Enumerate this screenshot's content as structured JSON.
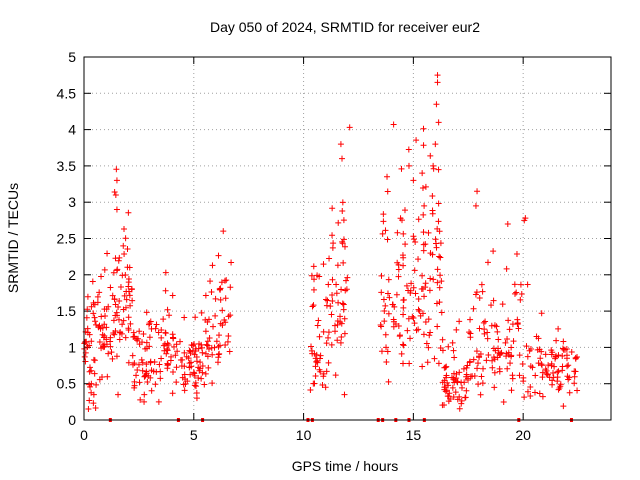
{
  "chart_data": {
    "type": "scatter",
    "title": "Day 050 of 2024, SRMTID for receiver eur2",
    "xlabel": "GPS time / hours",
    "ylabel": "SRMTID / TECUs",
    "xlim": [
      0,
      24
    ],
    "ylim": [
      0,
      5
    ],
    "xticks": [
      0,
      5,
      10,
      15,
      20
    ],
    "xtick_labels": [
      "0",
      "5",
      "10",
      "15",
      "20"
    ],
    "yticks": [
      0,
      0.5,
      1,
      1.5,
      2,
      2.5,
      3,
      3.5,
      4,
      4.5,
      5
    ],
    "ytick_labels": [
      "0",
      "0.5",
      "1",
      "1.5",
      "2",
      "2.5",
      "3",
      "3.5",
      "4",
      "4.5",
      "5"
    ],
    "grid": true,
    "marker": "+",
    "color": "#ff0000",
    "series": [
      {
        "name": "SRMTID",
        "clusters": [
          {
            "t0": 0.0,
            "t1": 0.7,
            "base": 0.9,
            "spread": 0.5,
            "n": 45
          },
          {
            "t0": 0.7,
            "t1": 1.3,
            "base": 1.2,
            "spread": 0.5,
            "n": 35
          },
          {
            "t0": 1.3,
            "t1": 2.2,
            "base": 1.8,
            "spread": 0.8,
            "n": 60
          },
          {
            "t0": 2.2,
            "t1": 3.5,
            "base": 0.7,
            "spread": 0.4,
            "n": 60
          },
          {
            "t0": 3.5,
            "t1": 4.2,
            "base": 1.0,
            "spread": 0.5,
            "n": 35
          },
          {
            "t0": 4.2,
            "t1": 5.5,
            "base": 0.75,
            "spread": 0.35,
            "n": 60
          },
          {
            "t0": 5.5,
            "t1": 6.7,
            "base": 1.2,
            "spread": 0.5,
            "n": 55
          },
          {
            "t0": 10.3,
            "t1": 11.2,
            "base": 0.9,
            "spread": 0.6,
            "n": 45
          },
          {
            "t0": 11.2,
            "t1": 12.0,
            "base": 1.8,
            "spread": 1.0,
            "n": 45
          },
          {
            "t0": 13.5,
            "t1": 14.6,
            "base": 1.6,
            "spread": 0.9,
            "n": 55
          },
          {
            "t0": 14.6,
            "t1": 15.5,
            "base": 2.0,
            "spread": 1.0,
            "n": 45
          },
          {
            "t0": 15.5,
            "t1": 16.3,
            "base": 1.9,
            "spread": 1.1,
            "n": 45
          },
          {
            "t0": 16.3,
            "t1": 17.5,
            "base": 0.6,
            "spread": 0.35,
            "n": 60
          },
          {
            "t0": 17.5,
            "t1": 19.2,
            "base": 1.0,
            "spread": 0.5,
            "n": 65
          },
          {
            "t0": 19.2,
            "t1": 20.4,
            "base": 1.0,
            "spread": 0.6,
            "n": 45
          },
          {
            "t0": 20.4,
            "t1": 22.5,
            "base": 0.7,
            "spread": 0.3,
            "n": 75
          }
        ],
        "highlights": [
          {
            "x": 1.5,
            "y": 3.3
          },
          {
            "x": 1.45,
            "y": 3.1
          },
          {
            "x": 1.5,
            "y": 2.9
          },
          {
            "x": 11.7,
            "y": 3.8
          },
          {
            "x": 11.75,
            "y": 3.6
          },
          {
            "x": 12.1,
            "y": 4.03
          },
          {
            "x": 13.8,
            "y": 3.35
          },
          {
            "x": 14.1,
            "y": 4.07
          },
          {
            "x": 14.8,
            "y": 3.5
          },
          {
            "x": 15.0,
            "y": 3.3
          },
          {
            "x": 15.4,
            "y": 3.4
          },
          {
            "x": 16.1,
            "y": 4.75
          },
          {
            "x": 16.1,
            "y": 4.65
          },
          {
            "x": 16.05,
            "y": 4.35
          },
          {
            "x": 16.15,
            "y": 4.1
          },
          {
            "x": 16.0,
            "y": 3.8
          },
          {
            "x": 15.9,
            "y": 3.5
          },
          {
            "x": 17.9,
            "y": 3.15
          },
          {
            "x": 17.85,
            "y": 2.95
          },
          {
            "x": 19.3,
            "y": 2.7
          },
          {
            "x": 20.1,
            "y": 2.78
          },
          {
            "x": 20.05,
            "y": 2.75
          },
          {
            "x": 1.55,
            "y": 0.35
          },
          {
            "x": 0.45,
            "y": 0.35
          }
        ],
        "zero_marks": [
          1.2,
          4.3,
          5.4,
          10.2,
          10.4,
          13.4,
          13.6,
          14.2,
          14.8,
          15.5,
          19.8,
          22.2
        ]
      }
    ]
  }
}
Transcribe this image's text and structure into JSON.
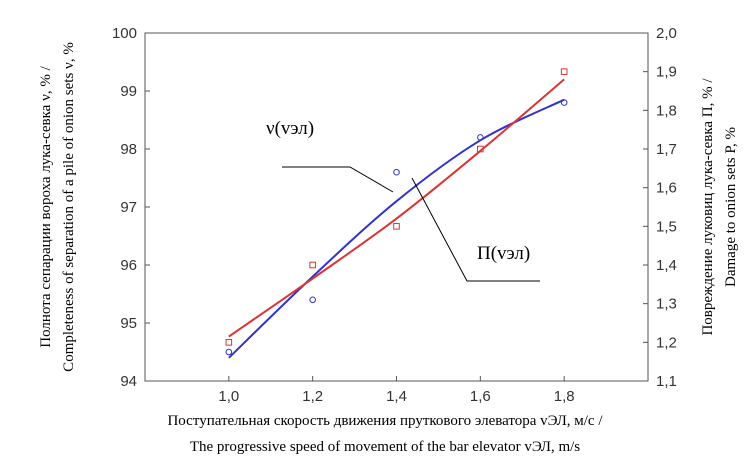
{
  "chart_data": {
    "type": "line",
    "x_ticks": [
      "1,0",
      "1,2",
      "1,4",
      "1,6",
      "1,8"
    ],
    "y_left_ticks": [
      "94",
      "95",
      "96",
      "97",
      "98",
      "99",
      "100"
    ],
    "y_right_ticks": [
      "1,1",
      "1,2",
      "1,3",
      "1,4",
      "1,5",
      "1,6",
      "1,7",
      "1,8",
      "1,9",
      "2,0"
    ],
    "xlim": [
      0.8,
      2.0
    ],
    "ylim_left": [
      94,
      100
    ],
    "ylim_right": [
      1.1,
      2.0
    ],
    "xlabel": [
      "Поступательная скорость движения пруткового элеватора vЭЛ, м/с /",
      "The progressive speed of movement of the bar elevator vЭЛ, m/s"
    ],
    "ylabel_left": [
      "Полнота сепарации вороха лука-севка ν, % /",
      "Completeness of separation of a pile of onion sets ν, %"
    ],
    "ylabel_right": [
      "Повреждение луковиц лука-севка П, % /",
      "Damage to onion sets P, %"
    ],
    "series": [
      {
        "name": "ν(vэл)",
        "axis": "left",
        "color": "#3333cc",
        "marker": "circle",
        "points": [
          [
            1.0,
            94.5
          ],
          [
            1.2,
            95.4
          ],
          [
            1.4,
            97.6
          ],
          [
            1.6,
            98.2
          ],
          [
            1.8,
            98.8
          ]
        ],
        "fit": [
          [
            1.0,
            94.4
          ],
          [
            1.2,
            95.8
          ],
          [
            1.4,
            97.1
          ],
          [
            1.6,
            98.15
          ],
          [
            1.8,
            98.85
          ]
        ]
      },
      {
        "name": "П(vэл)",
        "axis": "right",
        "color": "#dd3333",
        "marker": "square",
        "points": [
          [
            1.0,
            1.2
          ],
          [
            1.2,
            1.4
          ],
          [
            1.4,
            1.5
          ],
          [
            1.6,
            1.7
          ],
          [
            1.8,
            1.9
          ]
        ],
        "fit": [
          [
            1.0,
            1.215
          ],
          [
            1.2,
            1.365
          ],
          [
            1.4,
            1.52
          ],
          [
            1.6,
            1.695
          ],
          [
            1.8,
            1.88
          ]
        ]
      }
    ],
    "grid": false,
    "legend": "inline"
  }
}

## Goal
All of the entries above should be duplicated exactly, except for the pictures.

## Solution for this task
Enumerate this screenshot's content as structured JSON.
{
  "chart_data": {
    "type": "scatter",
    "title": "Day 050 of 2024, SRMTID for receiver eur2",
    "xlabel": "GPS time / hours",
    "ylabel": "SRMTID / TECUs",
    "xlim": [
      0,
      24
    ],
    "ylim": [
      0,
      5
    ],
    "xticks": [
      0,
      5,
      10,
      15,
      20
    ],
    "xtick_labels": [
      "0",
      "5",
      "10",
      "15",
      "20"
    ],
    "yticks": [
      0,
      0.5,
      1,
      1.5,
      2,
      2.5,
      3,
      3.5,
      4,
      4.5,
      5
    ],
    "ytick_labels": [
      "0",
      "0.5",
      "1",
      "1.5",
      "2",
      "2.5",
      "3",
      "3.5",
      "4",
      "4.5",
      "5"
    ],
    "grid": true,
    "marker": "+",
    "color": "#ff0000",
    "series": [
      {
        "name": "SRMTID",
        "clusters": [
          {
            "t0": 0.0,
            "t1": 0.7,
            "base": 0.9,
            "spread": 0.5,
            "n": 45
          },
          {
            "t0": 0.7,
            "t1": 1.3,
            "base": 1.2,
            "spread": 0.5,
            "n": 35
          },
          {
            "t0": 1.3,
            "t1": 2.2,
            "base": 1.8,
            "spread": 0.8,
            "n": 60
          },
          {
            "t0": 2.2,
            "t1": 3.5,
            "base": 0.7,
            "spread": 0.4,
            "n": 60
          },
          {
            "t0": 3.5,
            "t1": 4.2,
            "base": 1.0,
            "spread": 0.5,
            "n": 35
          },
          {
            "t0": 4.2,
            "t1": 5.5,
            "base": 0.75,
            "spread": 0.35,
            "n": 60
          },
          {
            "t0": 5.5,
            "t1": 6.7,
            "base": 1.2,
            "spread": 0.5,
            "n": 55
          },
          {
            "t0": 10.3,
            "t1": 11.2,
            "base": 0.9,
            "spread": 0.6,
            "n": 45
          },
          {
            "t0": 11.2,
            "t1": 12.0,
            "base": 1.8,
            "spread": 1.0,
            "n": 45
          },
          {
            "t0": 13.5,
            "t1": 14.6,
            "base": 1.6,
            "spread": 0.9,
            "n": 55
          },
          {
            "t0": 14.6,
            "t1": 15.5,
            "base": 2.0,
            "spread": 1.0,
            "n": 45
          },
          {
            "t0": 15.5,
            "t1": 16.3,
            "base": 1.9,
            "spread": 1.1,
            "n": 45
          },
          {
            "t0": 16.3,
            "t1": 17.5,
            "base": 0.6,
            "spread": 0.35,
            "n": 60
          },
          {
            "t0": 17.5,
            "t1": 19.2,
            "base": 1.0,
            "spread": 0.5,
            "n": 65
          },
          {
            "t0": 19.2,
            "t1": 20.4,
            "base": 1.0,
            "spread": 0.6,
            "n": 45
          },
          {
            "t0": 20.4,
            "t1": 22.5,
            "base": 0.7,
            "spread": 0.3,
            "n": 75
          }
        ],
        "highlights": [
          {
            "x": 1.5,
            "y": 3.3
          },
          {
            "x": 1.45,
            "y": 3.1
          },
          {
            "x": 1.5,
            "y": 2.9
          },
          {
            "x": 11.7,
            "y": 3.8
          },
          {
            "x": 11.75,
            "y": 3.6
          },
          {
            "x": 12.1,
            "y": 4.03
          },
          {
            "x": 13.8,
            "y": 3.35
          },
          {
            "x": 14.1,
            "y": 4.07
          },
          {
            "x": 14.8,
            "y": 3.5
          },
          {
            "x": 15.0,
            "y": 3.3
          },
          {
            "x": 15.4,
            "y": 3.4
          },
          {
            "x": 16.1,
            "y": 4.75
          },
          {
            "x": 16.1,
            "y": 4.65
          },
          {
            "x": 16.05,
            "y": 4.35
          },
          {
            "x": 16.15,
            "y": 4.1
          },
          {
            "x": 16.0,
            "y": 3.8
          },
          {
            "x": 15.9,
            "y": 3.5
          },
          {
            "x": 17.9,
            "y": 3.15
          },
          {
            "x": 17.85,
            "y": 2.95
          },
          {
            "x": 19.3,
            "y": 2.7
          },
          {
            "x": 20.1,
            "y": 2.78
          },
          {
            "x": 20.05,
            "y": 2.75
          },
          {
            "x": 1.55,
            "y": 0.35
          },
          {
            "x": 0.45,
            "y": 0.35
          }
        ],
        "zero_marks": [
          1.2,
          4.3,
          5.4,
          10.2,
          10.4,
          13.4,
          13.6,
          14.2,
          14.8,
          15.5,
          19.8,
          22.2
        ]
      }
    ]
  }
}
Transcribe this image's text and structure into JSON.
{
  "chart_data": {
    "type": "line",
    "x_ticks": [
      "1,0",
      "1,2",
      "1,4",
      "1,6",
      "1,8"
    ],
    "y_left_ticks": [
      "94",
      "95",
      "96",
      "97",
      "98",
      "99",
      "100"
    ],
    "y_right_ticks": [
      "1,1",
      "1,2",
      "1,3",
      "1,4",
      "1,5",
      "1,6",
      "1,7",
      "1,8",
      "1,9",
      "2,0"
    ],
    "xlim": [
      0.8,
      2.0
    ],
    "ylim_left": [
      94,
      100
    ],
    "ylim_right": [
      1.1,
      2.0
    ],
    "xlabel": [
      "Поступательная скорость движения пруткового элеватора vЭЛ, м/с /",
      "The progressive speed of movement of the bar elevator vЭЛ, m/s"
    ],
    "ylabel_left": [
      "Полнота сепарации вороха лука-севка ν, % /",
      "Completeness of separation of a pile of onion sets ν, %"
    ],
    "ylabel_right": [
      "Повреждение луковиц лука-севка П, % /",
      "Damage to onion sets P, %"
    ],
    "series": [
      {
        "name": "ν(vэл)",
        "axis": "left",
        "color": "#3333cc",
        "marker": "circle",
        "points": [
          [
            1.0,
            94.5
          ],
          [
            1.2,
            95.4
          ],
          [
            1.4,
            97.6
          ],
          [
            1.6,
            98.2
          ],
          [
            1.8,
            98.8
          ]
        ],
        "fit": [
          [
            1.0,
            94.4
          ],
          [
            1.2,
            95.8
          ],
          [
            1.4,
            97.1
          ],
          [
            1.6,
            98.15
          ],
          [
            1.8,
            98.85
          ]
        ]
      },
      {
        "name": "П(vэл)",
        "axis": "right",
        "color": "#dd3333",
        "marker": "square",
        "points": [
          [
            1.0,
            1.2
          ],
          [
            1.2,
            1.4
          ],
          [
            1.4,
            1.5
          ],
          [
            1.6,
            1.7
          ],
          [
            1.8,
            1.9
          ]
        ],
        "fit": [
          [
            1.0,
            1.215
          ],
          [
            1.2,
            1.365
          ],
          [
            1.4,
            1.52
          ],
          [
            1.6,
            1.695
          ],
          [
            1.8,
            1.88
          ]
        ]
      }
    ],
    "grid": false,
    "legend": "inline"
  }
}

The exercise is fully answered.